## Aim:
Copy out all lines that hold "области".

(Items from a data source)
++++++

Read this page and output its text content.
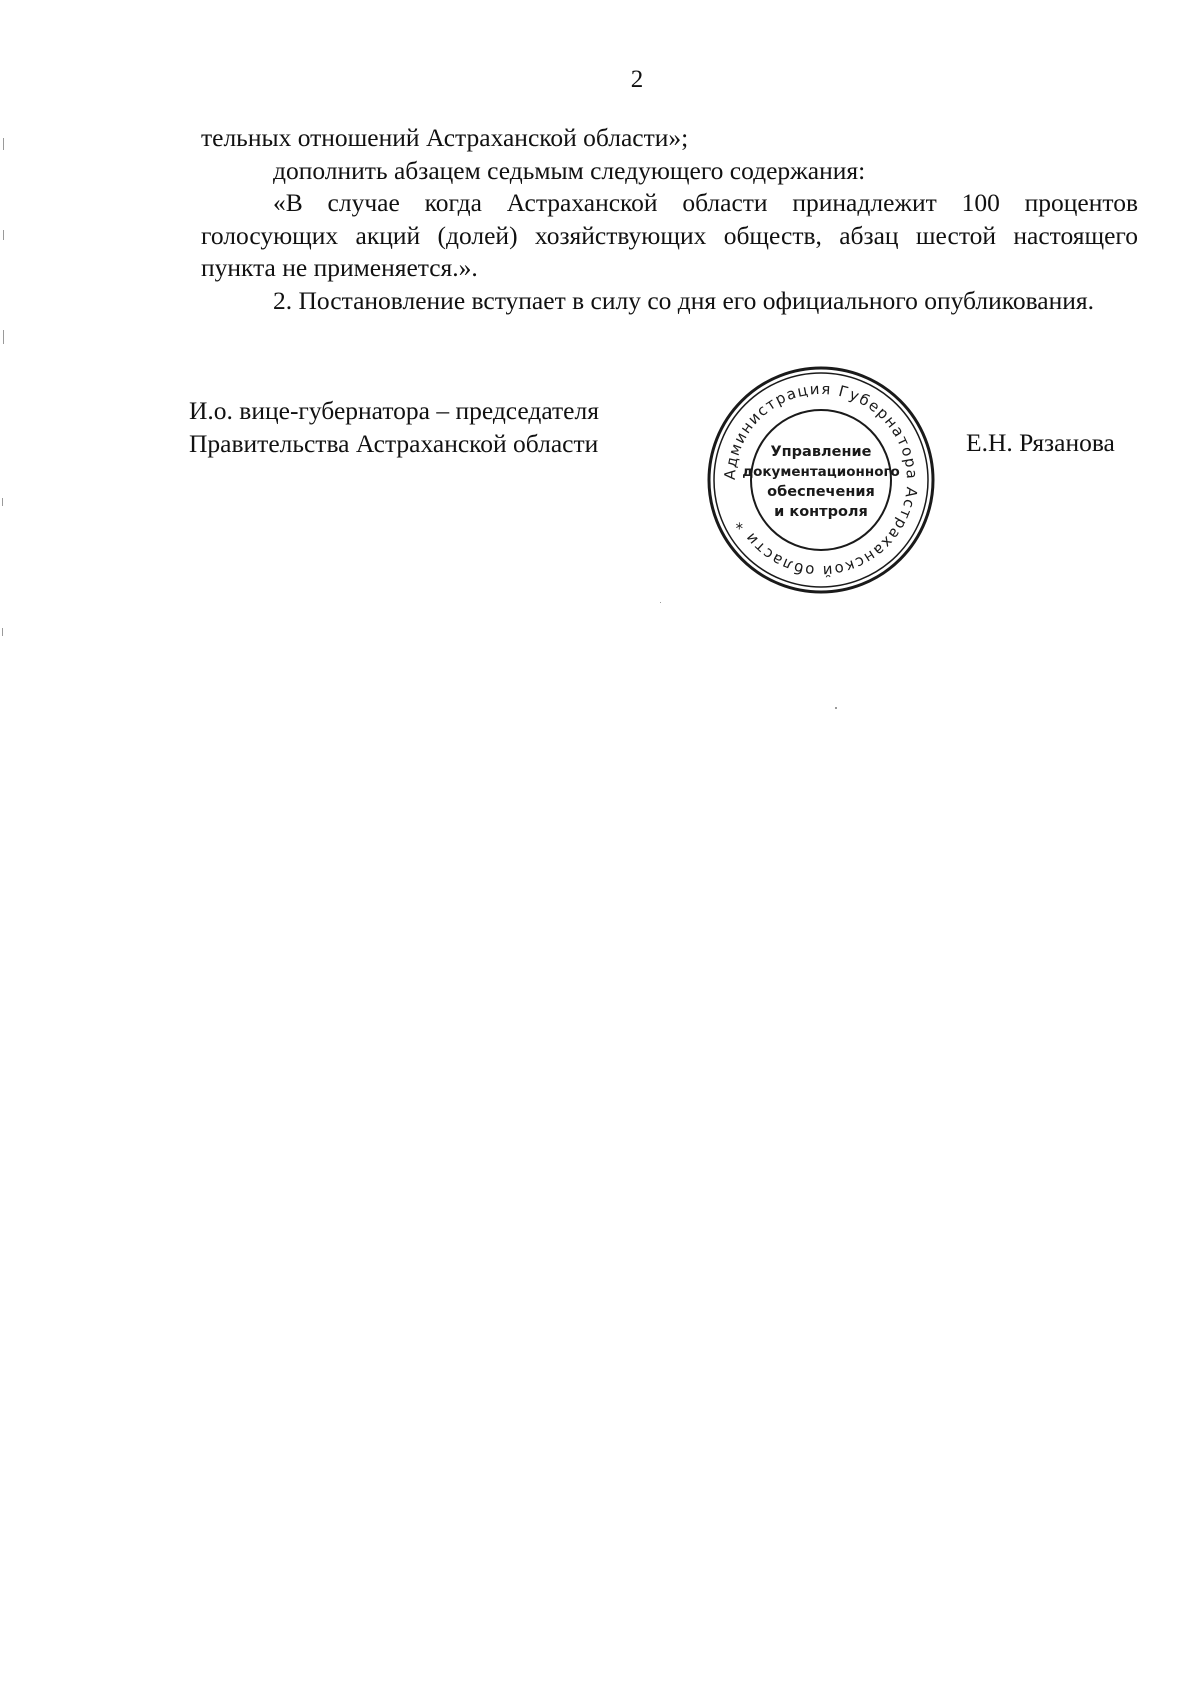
2

тельных отношений Астраханской области»;

дополнить абзацем седьмым следующего содержания:

«В случае когда Астраханской области принадлежит 100 процентов голосующих акций (долей) хозяйствующих обществ, абзац шестой настоящего пункта не применяется.».

2. Постановление вступает в силу со дня его официального опубликования.

И.о. вице-губернатора – председателя
Правительства Астраханской области
Администрация Губернатора Астраханской области *
Управление
документационного
обеспечения
и контроля
Е.Н. Рязанова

++++++

## Exercise solution:
тельных отношений Астраханской области»;
«В случае когда Астраханской области принадлежит 100 процентов голосующих акций (долей) хозяйствующих обществ, абзац шестой настоящего пункта не применяется.».
Правительства Астраханской области
Администрация Губернатора Астраханской области *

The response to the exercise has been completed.